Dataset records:
>>>
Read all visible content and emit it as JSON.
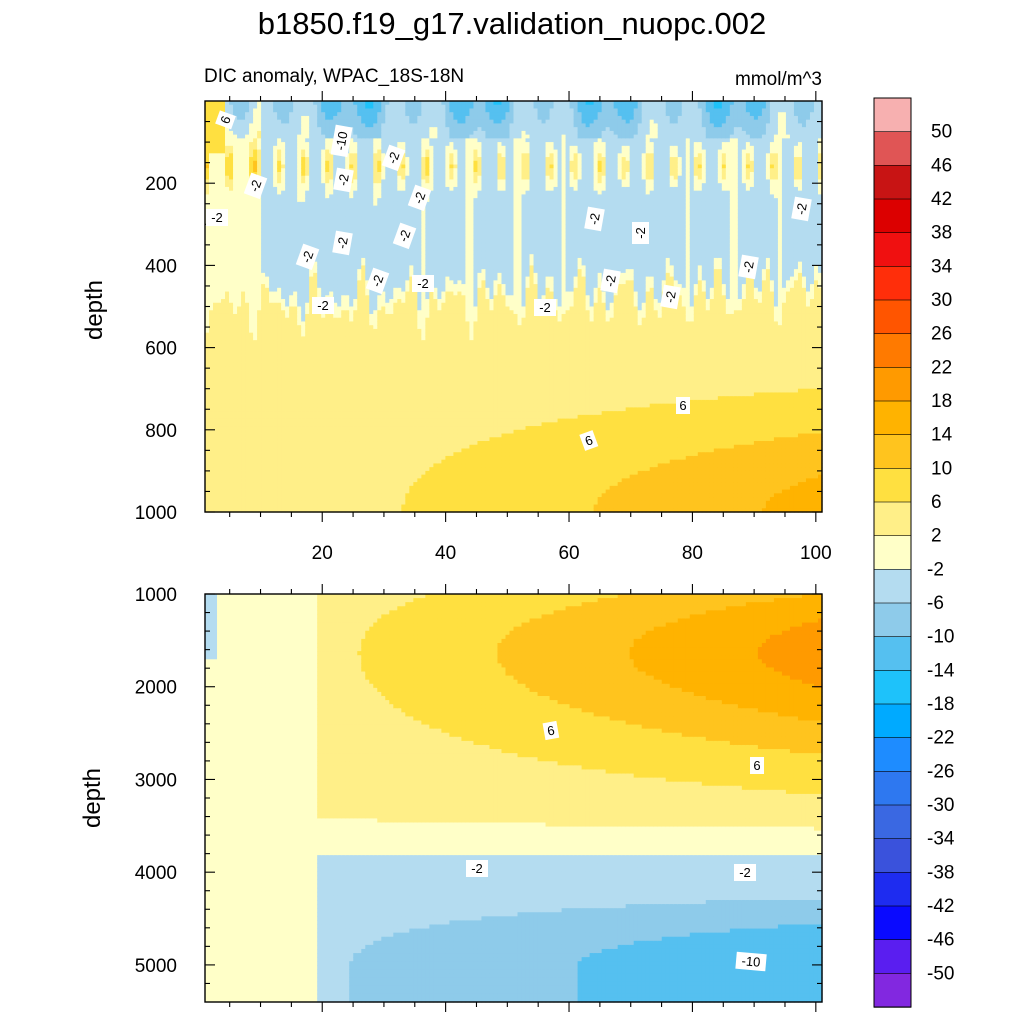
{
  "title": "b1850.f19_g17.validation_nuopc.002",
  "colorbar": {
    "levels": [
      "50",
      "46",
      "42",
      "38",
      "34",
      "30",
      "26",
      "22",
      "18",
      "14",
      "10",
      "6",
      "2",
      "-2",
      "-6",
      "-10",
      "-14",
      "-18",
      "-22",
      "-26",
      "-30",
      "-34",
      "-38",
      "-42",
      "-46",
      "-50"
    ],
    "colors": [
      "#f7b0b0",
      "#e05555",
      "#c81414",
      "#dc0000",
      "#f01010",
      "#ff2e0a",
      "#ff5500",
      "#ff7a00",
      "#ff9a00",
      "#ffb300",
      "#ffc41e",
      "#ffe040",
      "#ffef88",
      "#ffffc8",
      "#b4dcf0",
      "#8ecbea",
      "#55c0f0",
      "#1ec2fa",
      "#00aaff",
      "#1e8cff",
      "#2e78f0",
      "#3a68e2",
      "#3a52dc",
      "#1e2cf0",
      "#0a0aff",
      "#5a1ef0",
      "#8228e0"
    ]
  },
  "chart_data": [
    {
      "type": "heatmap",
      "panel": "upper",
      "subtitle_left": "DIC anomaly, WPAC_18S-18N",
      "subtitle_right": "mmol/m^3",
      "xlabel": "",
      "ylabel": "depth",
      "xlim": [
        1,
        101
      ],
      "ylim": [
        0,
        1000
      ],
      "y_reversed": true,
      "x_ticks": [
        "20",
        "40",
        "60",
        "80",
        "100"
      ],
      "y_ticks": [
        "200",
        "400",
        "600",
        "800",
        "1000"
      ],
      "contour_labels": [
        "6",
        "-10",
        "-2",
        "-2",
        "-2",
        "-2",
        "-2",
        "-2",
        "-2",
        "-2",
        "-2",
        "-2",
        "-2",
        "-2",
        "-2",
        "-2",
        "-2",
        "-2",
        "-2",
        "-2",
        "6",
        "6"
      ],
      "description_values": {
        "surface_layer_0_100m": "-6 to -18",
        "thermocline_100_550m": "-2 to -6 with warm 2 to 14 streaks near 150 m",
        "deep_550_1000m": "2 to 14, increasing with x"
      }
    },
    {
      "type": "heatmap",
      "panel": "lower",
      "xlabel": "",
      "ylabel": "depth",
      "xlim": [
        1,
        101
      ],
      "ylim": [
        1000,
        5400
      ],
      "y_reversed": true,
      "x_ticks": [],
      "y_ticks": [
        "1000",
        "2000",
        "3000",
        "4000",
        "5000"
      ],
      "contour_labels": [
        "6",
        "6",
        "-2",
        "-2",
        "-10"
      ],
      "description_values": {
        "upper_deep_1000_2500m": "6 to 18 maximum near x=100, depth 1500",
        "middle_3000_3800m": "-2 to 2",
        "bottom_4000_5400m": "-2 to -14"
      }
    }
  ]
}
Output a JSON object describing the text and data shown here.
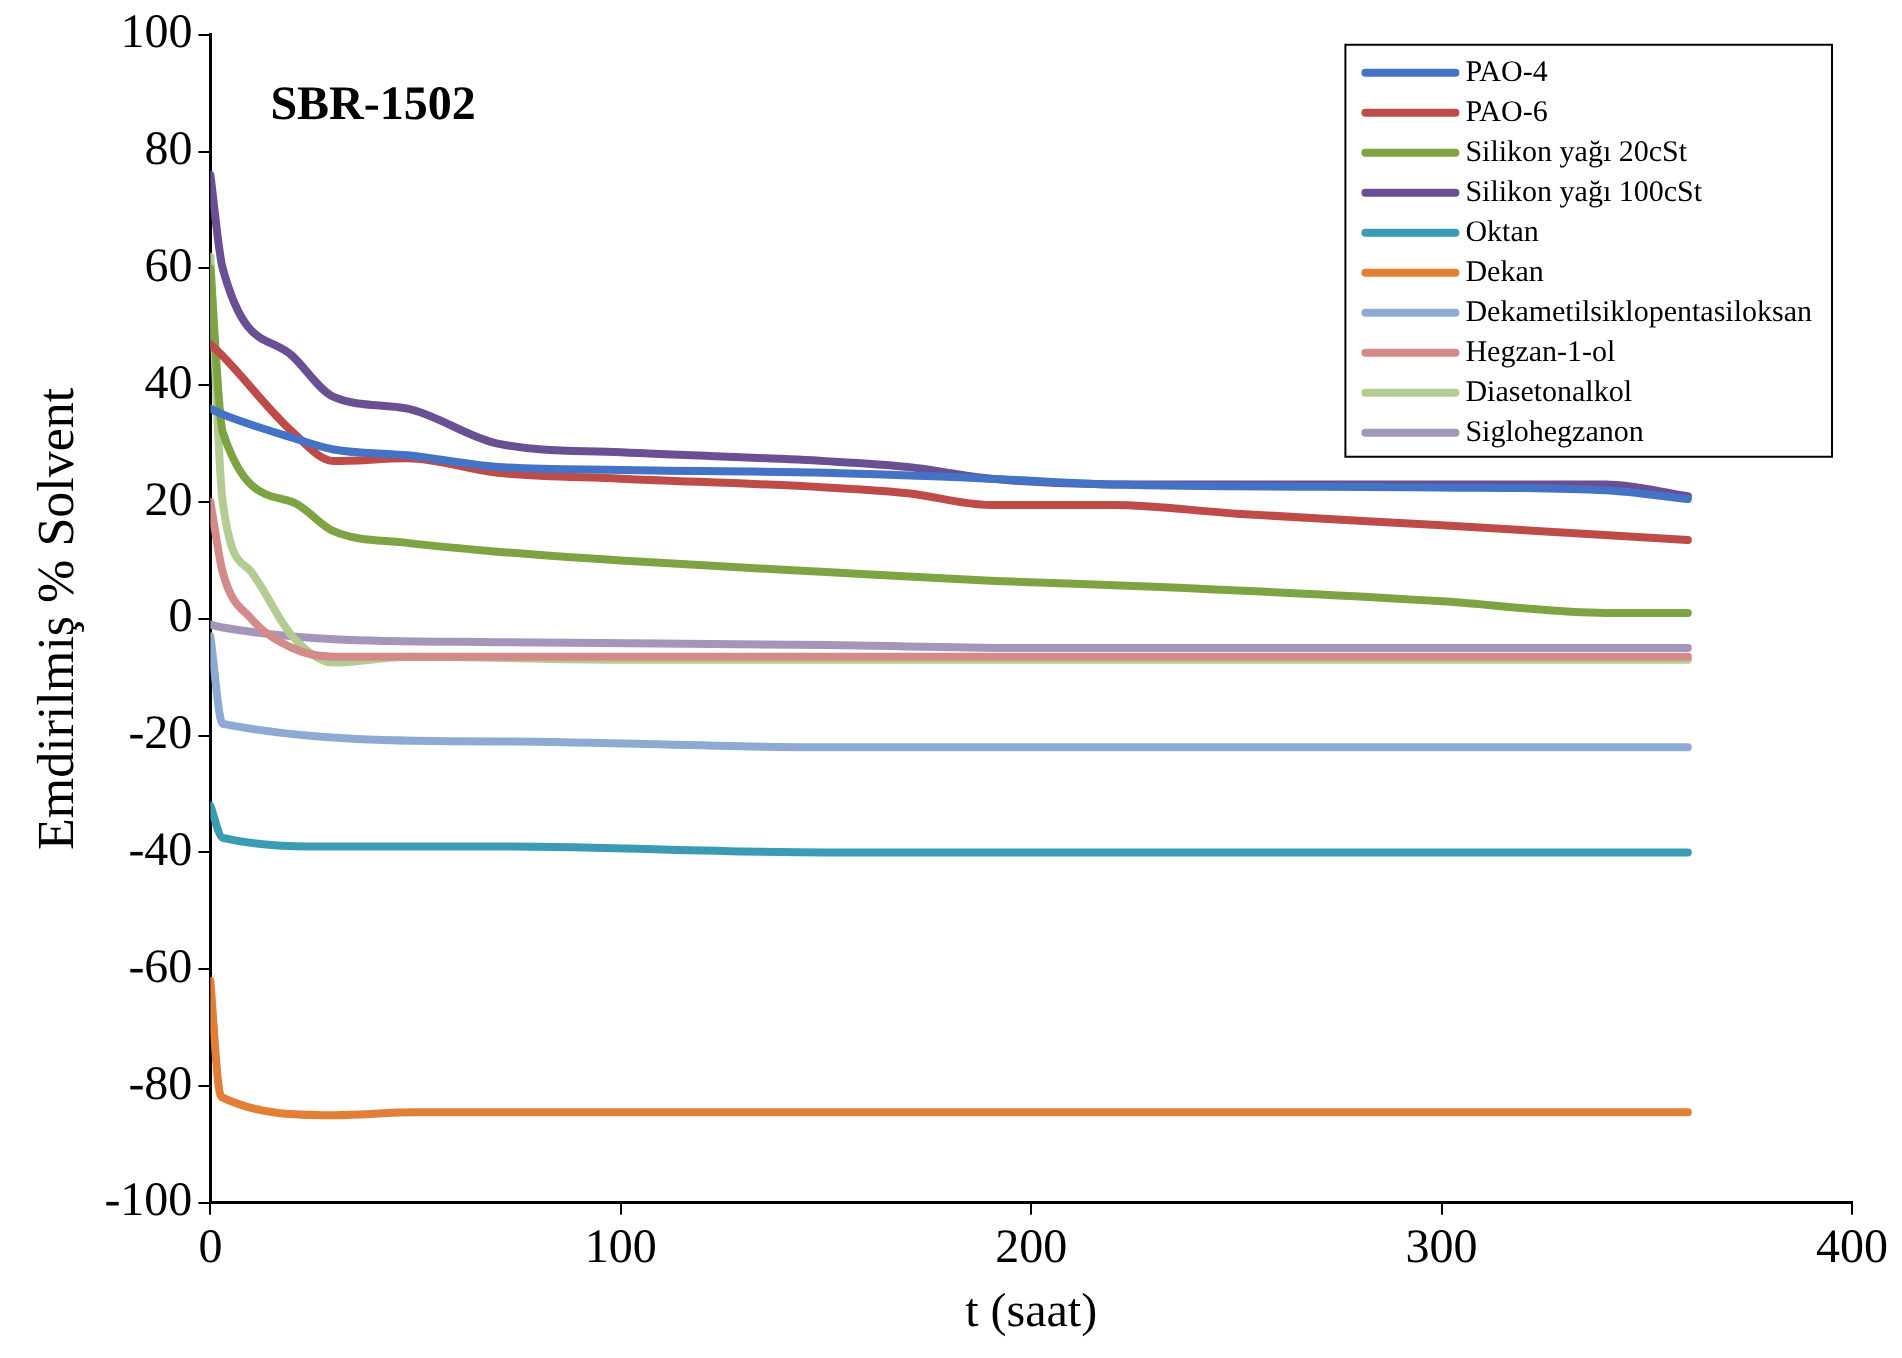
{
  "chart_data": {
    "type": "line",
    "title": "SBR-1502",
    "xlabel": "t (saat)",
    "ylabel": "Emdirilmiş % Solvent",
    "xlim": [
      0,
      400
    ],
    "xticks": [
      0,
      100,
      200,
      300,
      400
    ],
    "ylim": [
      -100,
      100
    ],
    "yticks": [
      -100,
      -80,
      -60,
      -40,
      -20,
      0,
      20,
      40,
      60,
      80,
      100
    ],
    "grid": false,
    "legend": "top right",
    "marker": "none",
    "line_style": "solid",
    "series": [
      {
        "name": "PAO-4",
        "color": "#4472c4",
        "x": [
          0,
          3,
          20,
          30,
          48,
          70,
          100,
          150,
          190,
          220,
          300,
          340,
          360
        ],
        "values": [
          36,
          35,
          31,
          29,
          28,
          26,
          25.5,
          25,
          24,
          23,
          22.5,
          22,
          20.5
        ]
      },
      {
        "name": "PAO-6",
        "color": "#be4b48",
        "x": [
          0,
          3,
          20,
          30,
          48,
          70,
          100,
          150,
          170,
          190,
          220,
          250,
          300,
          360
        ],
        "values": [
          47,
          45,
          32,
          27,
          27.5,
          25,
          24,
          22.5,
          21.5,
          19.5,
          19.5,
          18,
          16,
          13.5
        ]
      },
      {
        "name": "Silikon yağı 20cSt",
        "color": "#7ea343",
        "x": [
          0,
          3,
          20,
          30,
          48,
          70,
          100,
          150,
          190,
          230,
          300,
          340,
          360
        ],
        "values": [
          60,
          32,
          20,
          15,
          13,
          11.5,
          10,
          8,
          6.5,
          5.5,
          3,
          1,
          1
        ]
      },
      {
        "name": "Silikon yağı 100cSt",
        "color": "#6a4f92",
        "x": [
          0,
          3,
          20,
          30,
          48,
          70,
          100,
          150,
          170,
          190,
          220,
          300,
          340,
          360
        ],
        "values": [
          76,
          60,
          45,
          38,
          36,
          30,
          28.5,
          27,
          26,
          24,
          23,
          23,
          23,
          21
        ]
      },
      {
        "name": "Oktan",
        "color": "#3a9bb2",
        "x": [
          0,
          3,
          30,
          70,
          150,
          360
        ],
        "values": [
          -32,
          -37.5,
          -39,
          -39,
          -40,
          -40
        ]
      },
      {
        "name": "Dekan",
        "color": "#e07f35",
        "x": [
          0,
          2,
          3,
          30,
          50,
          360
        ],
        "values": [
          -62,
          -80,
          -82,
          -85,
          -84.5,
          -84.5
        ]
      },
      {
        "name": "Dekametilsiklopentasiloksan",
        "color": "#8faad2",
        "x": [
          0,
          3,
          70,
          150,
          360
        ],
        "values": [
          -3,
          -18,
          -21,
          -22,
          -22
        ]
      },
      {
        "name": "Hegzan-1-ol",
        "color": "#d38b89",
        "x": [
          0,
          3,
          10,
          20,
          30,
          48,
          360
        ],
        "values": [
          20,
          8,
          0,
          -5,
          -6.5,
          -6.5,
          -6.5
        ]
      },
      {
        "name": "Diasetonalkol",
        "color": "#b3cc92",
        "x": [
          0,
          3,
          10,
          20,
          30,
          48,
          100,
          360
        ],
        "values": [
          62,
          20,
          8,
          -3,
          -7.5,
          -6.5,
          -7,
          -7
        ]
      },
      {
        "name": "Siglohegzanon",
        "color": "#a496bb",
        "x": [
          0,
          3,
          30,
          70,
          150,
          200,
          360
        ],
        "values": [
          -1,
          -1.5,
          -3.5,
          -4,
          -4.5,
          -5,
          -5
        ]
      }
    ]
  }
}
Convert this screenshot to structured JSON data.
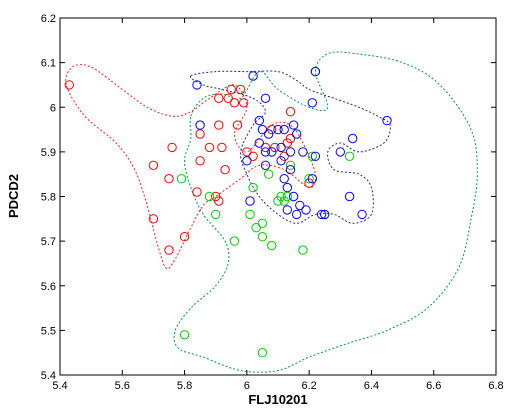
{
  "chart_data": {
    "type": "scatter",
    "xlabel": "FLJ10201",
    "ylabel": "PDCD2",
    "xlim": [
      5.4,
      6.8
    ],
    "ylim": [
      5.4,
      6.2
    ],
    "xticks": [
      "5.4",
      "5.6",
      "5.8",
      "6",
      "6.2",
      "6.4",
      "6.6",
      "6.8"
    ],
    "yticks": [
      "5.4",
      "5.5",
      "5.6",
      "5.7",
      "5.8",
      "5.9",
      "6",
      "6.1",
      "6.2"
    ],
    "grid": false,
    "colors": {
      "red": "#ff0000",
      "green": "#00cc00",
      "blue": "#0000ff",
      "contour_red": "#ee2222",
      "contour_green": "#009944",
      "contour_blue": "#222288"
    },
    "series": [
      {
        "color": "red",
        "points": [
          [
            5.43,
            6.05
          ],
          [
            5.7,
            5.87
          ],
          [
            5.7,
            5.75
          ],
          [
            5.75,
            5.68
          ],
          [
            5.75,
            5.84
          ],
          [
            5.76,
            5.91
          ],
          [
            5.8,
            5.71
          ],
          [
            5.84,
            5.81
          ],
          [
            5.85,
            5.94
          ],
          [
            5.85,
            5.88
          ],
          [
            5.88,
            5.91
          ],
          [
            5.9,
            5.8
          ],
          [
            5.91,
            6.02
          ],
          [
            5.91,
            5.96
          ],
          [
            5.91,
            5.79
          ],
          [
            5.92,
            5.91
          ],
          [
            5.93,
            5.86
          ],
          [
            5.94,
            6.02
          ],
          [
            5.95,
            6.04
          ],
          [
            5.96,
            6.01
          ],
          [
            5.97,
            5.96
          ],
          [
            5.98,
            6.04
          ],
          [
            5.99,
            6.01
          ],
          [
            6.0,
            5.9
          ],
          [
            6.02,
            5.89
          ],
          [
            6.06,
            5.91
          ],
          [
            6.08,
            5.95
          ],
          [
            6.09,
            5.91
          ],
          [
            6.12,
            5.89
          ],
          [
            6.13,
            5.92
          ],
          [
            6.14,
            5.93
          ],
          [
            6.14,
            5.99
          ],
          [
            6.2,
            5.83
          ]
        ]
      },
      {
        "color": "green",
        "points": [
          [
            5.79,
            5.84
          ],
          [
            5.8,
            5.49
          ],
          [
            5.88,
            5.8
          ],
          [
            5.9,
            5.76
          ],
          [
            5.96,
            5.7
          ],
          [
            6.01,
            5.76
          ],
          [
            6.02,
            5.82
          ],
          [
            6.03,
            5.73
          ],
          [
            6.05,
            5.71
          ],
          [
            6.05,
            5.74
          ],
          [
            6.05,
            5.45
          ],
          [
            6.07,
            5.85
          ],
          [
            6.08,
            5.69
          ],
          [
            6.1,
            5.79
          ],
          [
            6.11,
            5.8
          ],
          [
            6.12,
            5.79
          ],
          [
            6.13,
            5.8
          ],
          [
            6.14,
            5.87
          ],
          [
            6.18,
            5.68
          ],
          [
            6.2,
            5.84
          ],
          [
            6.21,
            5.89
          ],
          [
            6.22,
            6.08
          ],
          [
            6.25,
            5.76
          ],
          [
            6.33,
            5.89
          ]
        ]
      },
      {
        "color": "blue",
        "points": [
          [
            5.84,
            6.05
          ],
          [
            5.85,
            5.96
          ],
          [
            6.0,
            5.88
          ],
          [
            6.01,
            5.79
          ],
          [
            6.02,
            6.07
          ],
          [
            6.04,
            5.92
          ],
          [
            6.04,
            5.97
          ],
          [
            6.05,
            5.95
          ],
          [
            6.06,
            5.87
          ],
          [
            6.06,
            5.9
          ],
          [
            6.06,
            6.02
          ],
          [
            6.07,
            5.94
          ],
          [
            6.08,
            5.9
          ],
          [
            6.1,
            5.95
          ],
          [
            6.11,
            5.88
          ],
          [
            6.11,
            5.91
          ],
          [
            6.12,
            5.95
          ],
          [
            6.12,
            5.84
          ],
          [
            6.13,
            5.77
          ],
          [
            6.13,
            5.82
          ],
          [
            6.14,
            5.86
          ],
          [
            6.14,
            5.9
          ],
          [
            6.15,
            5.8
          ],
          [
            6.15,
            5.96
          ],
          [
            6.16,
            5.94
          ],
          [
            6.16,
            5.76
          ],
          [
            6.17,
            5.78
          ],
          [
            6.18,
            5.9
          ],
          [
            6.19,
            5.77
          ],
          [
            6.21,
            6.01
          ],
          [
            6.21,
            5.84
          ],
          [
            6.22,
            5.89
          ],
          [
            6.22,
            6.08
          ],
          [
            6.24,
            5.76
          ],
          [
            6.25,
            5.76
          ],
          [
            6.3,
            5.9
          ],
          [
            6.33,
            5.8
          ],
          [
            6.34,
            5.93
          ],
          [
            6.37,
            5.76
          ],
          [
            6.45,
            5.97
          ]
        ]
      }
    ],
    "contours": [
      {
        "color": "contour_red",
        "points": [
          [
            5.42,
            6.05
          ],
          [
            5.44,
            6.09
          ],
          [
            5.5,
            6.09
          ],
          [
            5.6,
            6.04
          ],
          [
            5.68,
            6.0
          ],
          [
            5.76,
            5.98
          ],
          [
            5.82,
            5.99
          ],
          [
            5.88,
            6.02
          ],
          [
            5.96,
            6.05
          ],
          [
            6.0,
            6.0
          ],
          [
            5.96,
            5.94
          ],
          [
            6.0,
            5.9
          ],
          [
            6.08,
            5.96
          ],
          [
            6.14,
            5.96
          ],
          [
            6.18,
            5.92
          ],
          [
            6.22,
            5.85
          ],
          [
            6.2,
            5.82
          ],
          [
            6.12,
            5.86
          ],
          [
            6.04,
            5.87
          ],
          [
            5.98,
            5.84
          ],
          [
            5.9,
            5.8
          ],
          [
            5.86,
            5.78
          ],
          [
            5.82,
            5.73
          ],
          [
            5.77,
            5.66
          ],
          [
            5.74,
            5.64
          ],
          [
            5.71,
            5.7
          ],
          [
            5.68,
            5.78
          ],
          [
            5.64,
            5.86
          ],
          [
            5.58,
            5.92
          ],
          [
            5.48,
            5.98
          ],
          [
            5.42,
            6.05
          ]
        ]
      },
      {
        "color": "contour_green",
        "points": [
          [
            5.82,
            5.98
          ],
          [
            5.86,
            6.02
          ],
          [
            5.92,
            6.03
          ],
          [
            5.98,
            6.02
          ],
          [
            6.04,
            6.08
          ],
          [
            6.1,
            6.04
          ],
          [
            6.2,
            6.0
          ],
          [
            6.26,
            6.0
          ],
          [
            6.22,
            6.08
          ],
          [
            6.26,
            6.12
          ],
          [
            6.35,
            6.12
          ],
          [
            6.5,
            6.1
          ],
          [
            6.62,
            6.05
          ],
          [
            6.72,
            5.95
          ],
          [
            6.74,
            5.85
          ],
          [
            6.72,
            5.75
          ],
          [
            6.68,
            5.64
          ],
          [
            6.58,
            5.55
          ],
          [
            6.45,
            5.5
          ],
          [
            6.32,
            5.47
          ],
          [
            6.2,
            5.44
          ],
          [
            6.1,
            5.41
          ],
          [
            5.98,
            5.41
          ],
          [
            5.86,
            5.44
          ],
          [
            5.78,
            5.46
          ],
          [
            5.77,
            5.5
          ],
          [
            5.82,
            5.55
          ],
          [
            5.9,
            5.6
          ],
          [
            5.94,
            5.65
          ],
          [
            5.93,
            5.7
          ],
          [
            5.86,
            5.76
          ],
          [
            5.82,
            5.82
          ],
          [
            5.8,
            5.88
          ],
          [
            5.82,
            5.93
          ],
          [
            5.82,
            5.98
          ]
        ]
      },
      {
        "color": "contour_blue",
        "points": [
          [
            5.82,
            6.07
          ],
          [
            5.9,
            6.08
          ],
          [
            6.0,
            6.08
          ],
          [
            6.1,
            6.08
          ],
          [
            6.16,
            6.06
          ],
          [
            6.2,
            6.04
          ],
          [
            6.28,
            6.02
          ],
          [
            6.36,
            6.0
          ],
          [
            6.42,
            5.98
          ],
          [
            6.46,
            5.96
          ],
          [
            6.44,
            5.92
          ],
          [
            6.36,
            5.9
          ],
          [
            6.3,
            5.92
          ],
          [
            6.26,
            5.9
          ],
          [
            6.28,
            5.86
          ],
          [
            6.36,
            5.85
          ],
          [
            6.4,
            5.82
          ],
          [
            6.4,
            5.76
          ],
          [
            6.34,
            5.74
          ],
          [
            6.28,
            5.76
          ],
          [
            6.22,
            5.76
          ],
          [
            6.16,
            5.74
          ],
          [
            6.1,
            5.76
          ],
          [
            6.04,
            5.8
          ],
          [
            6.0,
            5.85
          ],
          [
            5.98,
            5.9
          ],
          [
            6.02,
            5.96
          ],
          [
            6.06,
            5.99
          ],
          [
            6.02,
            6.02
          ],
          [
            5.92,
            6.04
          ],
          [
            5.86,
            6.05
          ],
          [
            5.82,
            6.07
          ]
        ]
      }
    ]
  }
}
<<<
Extract, from the listing above, every line where the string "yağı" occurs.

→ **Solution below**
        "name": "Silikon yağı 20cSt",
        "name": "Silikon yağı 100cSt",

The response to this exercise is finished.